-- Start --

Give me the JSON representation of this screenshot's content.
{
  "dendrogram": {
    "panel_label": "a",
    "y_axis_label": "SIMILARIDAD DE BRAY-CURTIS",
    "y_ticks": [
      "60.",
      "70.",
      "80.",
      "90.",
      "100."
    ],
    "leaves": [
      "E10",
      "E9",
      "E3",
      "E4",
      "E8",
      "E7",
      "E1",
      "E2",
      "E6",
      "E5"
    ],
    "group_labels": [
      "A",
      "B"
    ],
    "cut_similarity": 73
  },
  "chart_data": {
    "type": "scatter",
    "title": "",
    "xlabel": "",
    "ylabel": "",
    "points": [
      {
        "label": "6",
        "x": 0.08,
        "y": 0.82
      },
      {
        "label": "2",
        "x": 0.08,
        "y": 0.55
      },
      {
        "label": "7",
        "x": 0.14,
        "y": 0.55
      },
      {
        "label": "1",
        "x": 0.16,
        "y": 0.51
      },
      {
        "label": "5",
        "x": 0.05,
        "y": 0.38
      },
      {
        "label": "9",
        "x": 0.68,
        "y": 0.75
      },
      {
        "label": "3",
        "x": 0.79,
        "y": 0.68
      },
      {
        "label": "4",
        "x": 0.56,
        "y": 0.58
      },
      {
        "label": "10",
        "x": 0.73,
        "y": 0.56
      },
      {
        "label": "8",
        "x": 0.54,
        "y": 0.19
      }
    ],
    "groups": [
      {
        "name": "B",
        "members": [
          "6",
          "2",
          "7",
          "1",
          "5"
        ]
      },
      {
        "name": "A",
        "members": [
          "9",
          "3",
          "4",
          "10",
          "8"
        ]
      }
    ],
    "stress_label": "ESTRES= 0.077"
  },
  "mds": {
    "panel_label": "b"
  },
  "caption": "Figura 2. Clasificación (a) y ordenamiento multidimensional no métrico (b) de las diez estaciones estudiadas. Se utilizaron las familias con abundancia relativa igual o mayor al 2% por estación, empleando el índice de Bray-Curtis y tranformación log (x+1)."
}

-- End --

Aim → Repeat each record exactly, leaving nothing out.

Correct output →
Give me the JSON representation of this screenshot's content.
{
  "dendrogram": {
    "panel_label": "a",
    "y_axis_label": "SIMILARIDAD DE BRAY-CURTIS",
    "y_ticks": [
      "60.",
      "70.",
      "80.",
      "90.",
      "100."
    ],
    "leaves": [
      "E10",
      "E9",
      "E3",
      "E4",
      "E8",
      "E7",
      "E1",
      "E2",
      "E6",
      "E5"
    ],
    "group_labels": [
      "A",
      "B"
    ],
    "cut_similarity": 73
  },
  "chart_data": {
    "type": "scatter",
    "title": "",
    "xlabel": "",
    "ylabel": "",
    "points": [
      {
        "label": "6",
        "x": 0.08,
        "y": 0.82
      },
      {
        "label": "2",
        "x": 0.08,
        "y": 0.55
      },
      {
        "label": "7",
        "x": 0.14,
        "y": 0.55
      },
      {
        "label": "1",
        "x": 0.16,
        "y": 0.51
      },
      {
        "label": "5",
        "x": 0.05,
        "y": 0.38
      },
      {
        "label": "9",
        "x": 0.68,
        "y": 0.75
      },
      {
        "label": "3",
        "x": 0.79,
        "y": 0.68
      },
      {
        "label": "4",
        "x": 0.56,
        "y": 0.58
      },
      {
        "label": "10",
        "x": 0.73,
        "y": 0.56
      },
      {
        "label": "8",
        "x": 0.54,
        "y": 0.19
      }
    ],
    "groups": [
      {
        "name": "B",
        "members": [
          "6",
          "2",
          "7",
          "1",
          "5"
        ]
      },
      {
        "name": "A",
        "members": [
          "9",
          "3",
          "4",
          "10",
          "8"
        ]
      }
    ],
    "stress_label": "ESTRES= 0.077"
  },
  "mds": {
    "panel_label": "b"
  },
  "caption": "Figura 2. Clasificación (a) y ordenamiento multidimensional no métrico (b) de las diez estaciones estudiadas. Se utilizaron las familias con abundancia relativa igual o mayor al 2% por estación, empleando el índice de Bray-Curtis y tranformación log (x+1)."
}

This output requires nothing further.